Information given:
* * * * *
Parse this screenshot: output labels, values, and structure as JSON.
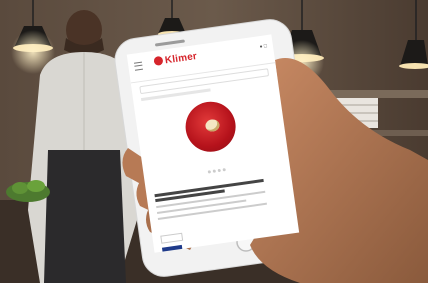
{
  "app": {
    "logo_text": "Klimer"
  },
  "colors": {
    "brand_red": "#d6252c",
    "button_blue": "#1e3a8a"
  },
  "icons": [
    "menu-icon",
    "cart-icon",
    "user-icon",
    "search-icon"
  ]
}
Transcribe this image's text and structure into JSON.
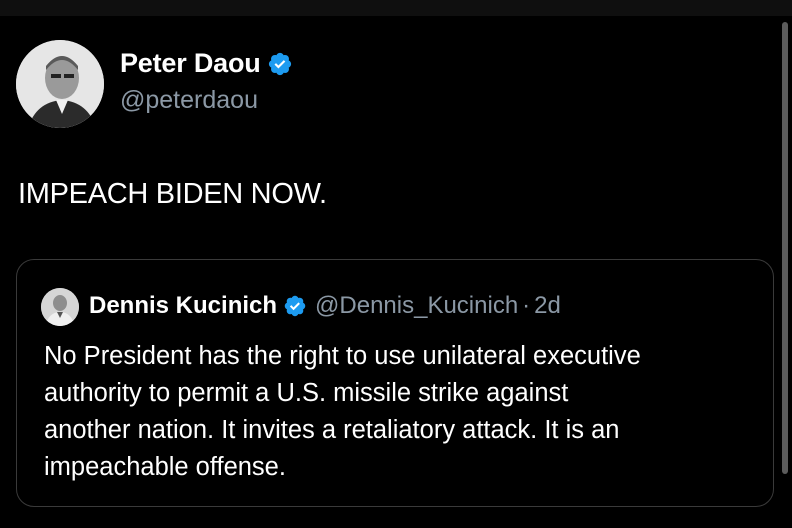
{
  "tweet": {
    "author": {
      "name": "Peter Daou",
      "handle": "@peterdaou",
      "avatar_icon": "profile-photo",
      "verified_icon": "verified-badge-icon"
    },
    "text": "IMPEACH BIDEN NOW."
  },
  "quote": {
    "author": {
      "name": "Dennis Kucinich",
      "handle": "@Dennis_Kucinich",
      "avatar_icon": "profile-photo",
      "verified_icon": "verified-badge-icon"
    },
    "separator": "·",
    "time": "2d",
    "text": "No President has the right to use unilateral executive\nauthority to permit a U.S. missile strike against\nanother nation. It invites a retaliatory attack.  It is an\nimpeachable offense."
  },
  "colors": {
    "background": "#000000",
    "text_primary": "#ffffff",
    "text_secondary": "#8b98a5",
    "verified_blue": "#1d9bf0",
    "card_border": "#3a3a3a"
  }
}
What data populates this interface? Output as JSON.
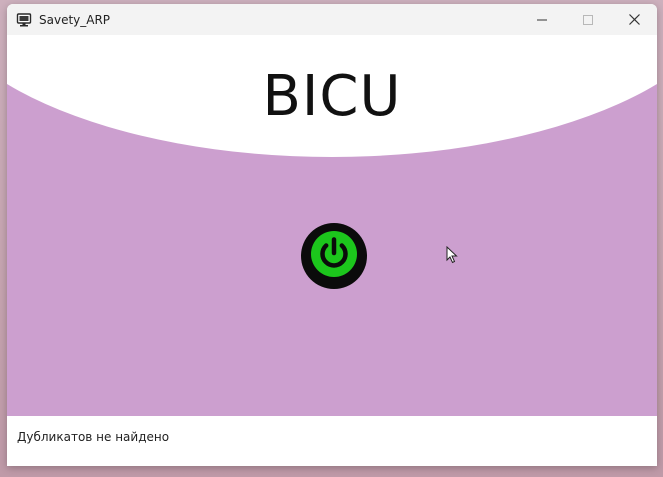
{
  "window": {
    "title": "Savety_ARP",
    "controls": [
      "minimize-icon",
      "maximize-icon",
      "close-icon"
    ]
  },
  "header": {
    "title": "BICU"
  },
  "main": {
    "power_button_icon": "power-icon",
    "power_icon_color": "#2fd12f",
    "background_color": "#cc9fcf"
  },
  "status": {
    "message": "Дубликатов не найдено"
  }
}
* * * * *
Set problem:
Give every line above again exactly, with no pictures.

Task output:
Parse this screenshot: output labels, values, and structure as JSON.
{
  "app": {
    "logo_text": "Klimer"
  },
  "colors": {
    "brand_red": "#d6252c",
    "button_blue": "#1e3a8a"
  },
  "icons": [
    "menu-icon",
    "cart-icon",
    "user-icon",
    "search-icon"
  ]
}
Transcribe this image's text and structure into JSON.
{
  "tweet": {
    "author": {
      "name": "Peter Daou",
      "handle": "@peterdaou",
      "avatar_icon": "profile-photo",
      "verified_icon": "verified-badge-icon"
    },
    "text": "IMPEACH BIDEN NOW."
  },
  "quote": {
    "author": {
      "name": "Dennis Kucinich",
      "handle": "@Dennis_Kucinich",
      "avatar_icon": "profile-photo",
      "verified_icon": "verified-badge-icon"
    },
    "separator": "·",
    "time": "2d",
    "text": "No President has the right to use unilateral executive\nauthority to permit a U.S. missile strike against\nanother nation. It invites a retaliatory attack.  It is an\nimpeachable offense."
  },
  "colors": {
    "background": "#000000",
    "text_primary": "#ffffff",
    "text_secondary": "#8b98a5",
    "verified_blue": "#1d9bf0",
    "card_border": "#3a3a3a"
  }
}
What data populates this interface? Output as JSON.
{
  "window": {
    "title": "Savety_ARP",
    "controls": [
      "minimize-icon",
      "maximize-icon",
      "close-icon"
    ]
  },
  "header": {
    "title": "BICU"
  },
  "main": {
    "power_button_icon": "power-icon",
    "power_icon_color": "#2fd12f",
    "background_color": "#cc9fcf"
  },
  "status": {
    "message": "Дубликатов не найдено"
  }
}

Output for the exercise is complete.